─── Material for this exercise ───
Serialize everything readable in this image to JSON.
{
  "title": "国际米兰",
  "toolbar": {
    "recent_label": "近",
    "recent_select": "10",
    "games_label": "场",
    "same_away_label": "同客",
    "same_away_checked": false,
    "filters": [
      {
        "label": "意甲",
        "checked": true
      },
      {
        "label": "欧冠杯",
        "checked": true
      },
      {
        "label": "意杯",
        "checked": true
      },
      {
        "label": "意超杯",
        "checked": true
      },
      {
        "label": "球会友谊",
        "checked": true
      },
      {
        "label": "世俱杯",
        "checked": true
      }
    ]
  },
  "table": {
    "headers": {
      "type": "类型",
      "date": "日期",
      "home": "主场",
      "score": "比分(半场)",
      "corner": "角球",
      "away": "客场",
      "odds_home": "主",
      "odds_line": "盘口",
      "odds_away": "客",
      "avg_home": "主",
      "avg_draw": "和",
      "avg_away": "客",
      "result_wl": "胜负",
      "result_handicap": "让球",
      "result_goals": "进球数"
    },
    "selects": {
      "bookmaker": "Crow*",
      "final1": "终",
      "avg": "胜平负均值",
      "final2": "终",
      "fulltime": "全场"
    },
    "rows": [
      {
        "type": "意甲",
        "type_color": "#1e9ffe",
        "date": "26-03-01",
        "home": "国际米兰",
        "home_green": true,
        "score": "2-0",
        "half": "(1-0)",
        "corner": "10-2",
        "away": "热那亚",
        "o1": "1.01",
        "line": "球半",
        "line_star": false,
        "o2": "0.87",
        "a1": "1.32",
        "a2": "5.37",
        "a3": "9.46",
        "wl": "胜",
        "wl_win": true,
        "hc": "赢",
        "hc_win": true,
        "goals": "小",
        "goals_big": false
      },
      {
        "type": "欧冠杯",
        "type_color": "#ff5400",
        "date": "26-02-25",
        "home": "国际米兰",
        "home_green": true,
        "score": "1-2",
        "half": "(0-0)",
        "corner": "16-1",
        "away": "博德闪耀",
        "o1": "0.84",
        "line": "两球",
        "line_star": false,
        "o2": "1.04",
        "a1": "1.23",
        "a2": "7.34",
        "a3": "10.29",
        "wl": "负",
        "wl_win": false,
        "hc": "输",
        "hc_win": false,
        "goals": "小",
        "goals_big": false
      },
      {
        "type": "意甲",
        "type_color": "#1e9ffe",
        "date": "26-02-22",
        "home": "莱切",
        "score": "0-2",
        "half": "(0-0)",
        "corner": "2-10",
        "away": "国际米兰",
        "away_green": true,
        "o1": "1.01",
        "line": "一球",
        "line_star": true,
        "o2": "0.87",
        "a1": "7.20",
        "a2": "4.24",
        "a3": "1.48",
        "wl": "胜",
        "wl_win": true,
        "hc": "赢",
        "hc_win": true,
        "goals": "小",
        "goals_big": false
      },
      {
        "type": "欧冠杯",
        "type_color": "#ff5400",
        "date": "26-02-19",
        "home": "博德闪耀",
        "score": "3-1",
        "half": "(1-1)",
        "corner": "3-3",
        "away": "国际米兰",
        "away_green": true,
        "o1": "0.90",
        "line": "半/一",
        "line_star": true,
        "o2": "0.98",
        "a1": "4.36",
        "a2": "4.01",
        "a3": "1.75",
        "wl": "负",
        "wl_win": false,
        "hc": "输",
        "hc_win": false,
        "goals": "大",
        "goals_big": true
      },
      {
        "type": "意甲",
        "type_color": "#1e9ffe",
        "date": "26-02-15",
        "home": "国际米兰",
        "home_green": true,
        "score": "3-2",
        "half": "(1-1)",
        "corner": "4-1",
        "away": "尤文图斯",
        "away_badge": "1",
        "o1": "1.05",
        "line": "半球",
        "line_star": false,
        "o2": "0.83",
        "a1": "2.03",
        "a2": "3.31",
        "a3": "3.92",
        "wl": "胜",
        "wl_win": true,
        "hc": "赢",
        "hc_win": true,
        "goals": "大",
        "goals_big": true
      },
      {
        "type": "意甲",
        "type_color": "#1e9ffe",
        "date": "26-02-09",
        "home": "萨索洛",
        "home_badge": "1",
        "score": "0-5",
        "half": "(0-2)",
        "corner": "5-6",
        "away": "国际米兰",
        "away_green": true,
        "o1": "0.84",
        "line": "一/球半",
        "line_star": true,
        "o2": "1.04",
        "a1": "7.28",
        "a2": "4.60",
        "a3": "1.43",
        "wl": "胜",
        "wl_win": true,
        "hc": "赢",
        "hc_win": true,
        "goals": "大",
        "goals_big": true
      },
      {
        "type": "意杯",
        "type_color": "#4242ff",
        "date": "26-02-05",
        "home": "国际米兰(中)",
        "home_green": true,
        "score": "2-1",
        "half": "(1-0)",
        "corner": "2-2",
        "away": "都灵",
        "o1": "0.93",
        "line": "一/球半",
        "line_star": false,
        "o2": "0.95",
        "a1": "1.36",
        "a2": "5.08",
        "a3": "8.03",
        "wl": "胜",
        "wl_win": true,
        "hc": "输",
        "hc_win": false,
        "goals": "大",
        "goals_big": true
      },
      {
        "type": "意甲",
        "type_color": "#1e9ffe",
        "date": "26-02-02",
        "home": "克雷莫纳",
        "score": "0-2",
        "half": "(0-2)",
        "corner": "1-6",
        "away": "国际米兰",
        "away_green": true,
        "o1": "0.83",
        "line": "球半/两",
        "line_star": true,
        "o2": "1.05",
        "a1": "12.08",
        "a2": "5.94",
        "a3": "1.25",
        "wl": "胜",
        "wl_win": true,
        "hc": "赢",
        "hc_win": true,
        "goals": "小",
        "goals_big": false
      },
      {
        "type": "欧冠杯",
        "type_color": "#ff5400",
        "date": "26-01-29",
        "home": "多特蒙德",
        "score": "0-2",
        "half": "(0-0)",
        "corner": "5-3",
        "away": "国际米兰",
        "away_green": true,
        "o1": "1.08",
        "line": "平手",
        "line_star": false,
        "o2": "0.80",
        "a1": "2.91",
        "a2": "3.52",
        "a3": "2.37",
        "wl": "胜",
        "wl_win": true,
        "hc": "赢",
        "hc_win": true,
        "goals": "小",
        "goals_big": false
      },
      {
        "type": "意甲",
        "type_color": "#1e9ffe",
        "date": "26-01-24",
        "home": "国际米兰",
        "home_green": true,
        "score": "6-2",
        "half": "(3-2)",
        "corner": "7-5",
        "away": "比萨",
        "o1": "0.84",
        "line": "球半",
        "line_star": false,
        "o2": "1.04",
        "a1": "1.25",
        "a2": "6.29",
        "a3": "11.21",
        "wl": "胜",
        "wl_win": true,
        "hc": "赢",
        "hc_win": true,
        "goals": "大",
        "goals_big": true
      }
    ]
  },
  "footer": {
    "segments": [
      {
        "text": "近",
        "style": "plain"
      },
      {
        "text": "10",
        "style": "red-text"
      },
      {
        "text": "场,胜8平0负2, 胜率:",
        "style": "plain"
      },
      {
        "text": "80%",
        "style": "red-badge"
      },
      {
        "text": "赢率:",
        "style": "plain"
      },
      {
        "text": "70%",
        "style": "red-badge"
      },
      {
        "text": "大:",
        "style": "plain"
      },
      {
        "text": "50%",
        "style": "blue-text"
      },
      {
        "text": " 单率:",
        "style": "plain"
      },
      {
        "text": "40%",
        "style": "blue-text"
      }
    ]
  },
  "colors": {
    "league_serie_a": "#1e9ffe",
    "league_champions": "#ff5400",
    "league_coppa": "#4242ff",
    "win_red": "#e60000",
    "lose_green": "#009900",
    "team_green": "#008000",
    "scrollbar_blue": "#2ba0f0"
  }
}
───
Write out the listing once more, matching it exactly.

**Response for this exercise:**
Serialize everything readable in this image to JSON.
{
  "title": "国际米兰",
  "toolbar": {
    "recent_label": "近",
    "recent_select": "10",
    "games_label": "场",
    "same_away_label": "同客",
    "same_away_checked": false,
    "filters": [
      {
        "label": "意甲",
        "checked": true
      },
      {
        "label": "欧冠杯",
        "checked": true
      },
      {
        "label": "意杯",
        "checked": true
      },
      {
        "label": "意超杯",
        "checked": true
      },
      {
        "label": "球会友谊",
        "checked": true
      },
      {
        "label": "世俱杯",
        "checked": true
      }
    ]
  },
  "table": {
    "headers": {
      "type": "类型",
      "date": "日期",
      "home": "主场",
      "score": "比分(半场)",
      "corner": "角球",
      "away": "客场",
      "odds_home": "主",
      "odds_line": "盘口",
      "odds_away": "客",
      "avg_home": "主",
      "avg_draw": "和",
      "avg_away": "客",
      "result_wl": "胜负",
      "result_handicap": "让球",
      "result_goals": "进球数"
    },
    "selects": {
      "bookmaker": "Crow*",
      "final1": "终",
      "avg": "胜平负均值",
      "final2": "终",
      "fulltime": "全场"
    },
    "rows": [
      {
        "type": "意甲",
        "type_color": "#1e9ffe",
        "date": "26-03-01",
        "home": "国际米兰",
        "home_green": true,
        "score": "2-0",
        "half": "(1-0)",
        "corner": "10-2",
        "away": "热那亚",
        "o1": "1.01",
        "line": "球半",
        "line_star": false,
        "o2": "0.87",
        "a1": "1.32",
        "a2": "5.37",
        "a3": "9.46",
        "wl": "胜",
        "wl_win": true,
        "hc": "赢",
        "hc_win": true,
        "goals": "小",
        "goals_big": false
      },
      {
        "type": "欧冠杯",
        "type_color": "#ff5400",
        "date": "26-02-25",
        "home": "国际米兰",
        "home_green": true,
        "score": "1-2",
        "half": "(0-0)",
        "corner": "16-1",
        "away": "博德闪耀",
        "o1": "0.84",
        "line": "两球",
        "line_star": false,
        "o2": "1.04",
        "a1": "1.23",
        "a2": "7.34",
        "a3": "10.29",
        "wl": "负",
        "wl_win": false,
        "hc": "输",
        "hc_win": false,
        "goals": "小",
        "goals_big": false
      },
      {
        "type": "意甲",
        "type_color": "#1e9ffe",
        "date": "26-02-22",
        "home": "莱切",
        "score": "0-2",
        "half": "(0-0)",
        "corner": "2-10",
        "away": "国际米兰",
        "away_green": true,
        "o1": "1.01",
        "line": "一球",
        "line_star": true,
        "o2": "0.87",
        "a1": "7.20",
        "a2": "4.24",
        "a3": "1.48",
        "wl": "胜",
        "wl_win": true,
        "hc": "赢",
        "hc_win": true,
        "goals": "小",
        "goals_big": false
      },
      {
        "type": "欧冠杯",
        "type_color": "#ff5400",
        "date": "26-02-19",
        "home": "博德闪耀",
        "score": "3-1",
        "half": "(1-1)",
        "corner": "3-3",
        "away": "国际米兰",
        "away_green": true,
        "o1": "0.90",
        "line": "半/一",
        "line_star": true,
        "o2": "0.98",
        "a1": "4.36",
        "a2": "4.01",
        "a3": "1.75",
        "wl": "负",
        "wl_win": false,
        "hc": "输",
        "hc_win": false,
        "goals": "大",
        "goals_big": true
      },
      {
        "type": "意甲",
        "type_color": "#1e9ffe",
        "date": "26-02-15",
        "home": "国际米兰",
        "home_green": true,
        "score": "3-2",
        "half": "(1-1)",
        "corner": "4-1",
        "away": "尤文图斯",
        "away_badge": "1",
        "o1": "1.05",
        "line": "半球",
        "line_star": false,
        "o2": "0.83",
        "a1": "2.03",
        "a2": "3.31",
        "a3": "3.92",
        "wl": "胜",
        "wl_win": true,
        "hc": "赢",
        "hc_win": true,
        "goals": "大",
        "goals_big": true
      },
      {
        "type": "意甲",
        "type_color": "#1e9ffe",
        "date": "26-02-09",
        "home": "萨索洛",
        "home_badge": "1",
        "score": "0-5",
        "half": "(0-2)",
        "corner": "5-6",
        "away": "国际米兰",
        "away_green": true,
        "o1": "0.84",
        "line": "一/球半",
        "line_star": true,
        "o2": "1.04",
        "a1": "7.28",
        "a2": "4.60",
        "a3": "1.43",
        "wl": "胜",
        "wl_win": true,
        "hc": "赢",
        "hc_win": true,
        "goals": "大",
        "goals_big": true
      },
      {
        "type": "意杯",
        "type_color": "#4242ff",
        "date": "26-02-05",
        "home": "国际米兰(中)",
        "home_green": true,
        "score": "2-1",
        "half": "(1-0)",
        "corner": "2-2",
        "away": "都灵",
        "o1": "0.93",
        "line": "一/球半",
        "line_star": false,
        "o2": "0.95",
        "a1": "1.36",
        "a2": "5.08",
        "a3": "8.03",
        "wl": "胜",
        "wl_win": true,
        "hc": "输",
        "hc_win": false,
        "goals": "大",
        "goals_big": true
      },
      {
        "type": "意甲",
        "type_color": "#1e9ffe",
        "date": "26-02-02",
        "home": "克雷莫纳",
        "score": "0-2",
        "half": "(0-2)",
        "corner": "1-6",
        "away": "国际米兰",
        "away_green": true,
        "o1": "0.83",
        "line": "球半/两",
        "line_star": true,
        "o2": "1.05",
        "a1": "12.08",
        "a2": "5.94",
        "a3": "1.25",
        "wl": "胜",
        "wl_win": true,
        "hc": "赢",
        "hc_win": true,
        "goals": "小",
        "goals_big": false
      },
      {
        "type": "欧冠杯",
        "type_color": "#ff5400",
        "date": "26-01-29",
        "home": "多特蒙德",
        "score": "0-2",
        "half": "(0-0)",
        "corner": "5-3",
        "away": "国际米兰",
        "away_green": true,
        "o1": "1.08",
        "line": "平手",
        "line_star": false,
        "o2": "0.80",
        "a1": "2.91",
        "a2": "3.52",
        "a3": "2.37",
        "wl": "胜",
        "wl_win": true,
        "hc": "赢",
        "hc_win": true,
        "goals": "小",
        "goals_big": false
      },
      {
        "type": "意甲",
        "type_color": "#1e9ffe",
        "date": "26-01-24",
        "home": "国际米兰",
        "home_green": true,
        "score": "6-2",
        "half": "(3-2)",
        "corner": "7-5",
        "away": "比萨",
        "o1": "0.84",
        "line": "球半",
        "line_star": false,
        "o2": "1.04",
        "a1": "1.25",
        "a2": "6.29",
        "a3": "11.21",
        "wl": "胜",
        "wl_win": true,
        "hc": "赢",
        "hc_win": true,
        "goals": "大",
        "goals_big": true
      }
    ]
  },
  "footer": {
    "segments": [
      {
        "text": "近",
        "style": "plain"
      },
      {
        "text": "10",
        "style": "red-text"
      },
      {
        "text": "场,胜8平0负2, 胜率:",
        "style": "plain"
      },
      {
        "text": "80%",
        "style": "red-badge"
      },
      {
        "text": "赢率:",
        "style": "plain"
      },
      {
        "text": "70%",
        "style": "red-badge"
      },
      {
        "text": "大:",
        "style": "plain"
      },
      {
        "text": "50%",
        "style": "blue-text"
      },
      {
        "text": " 单率:",
        "style": "plain"
      },
      {
        "text": "40%",
        "style": "blue-text"
      }
    ]
  },
  "colors": {
    "league_serie_a": "#1e9ffe",
    "league_champions": "#ff5400",
    "league_coppa": "#4242ff",
    "win_red": "#e60000",
    "lose_green": "#009900",
    "team_green": "#008000",
    "scrollbar_blue": "#2ba0f0"
  }
}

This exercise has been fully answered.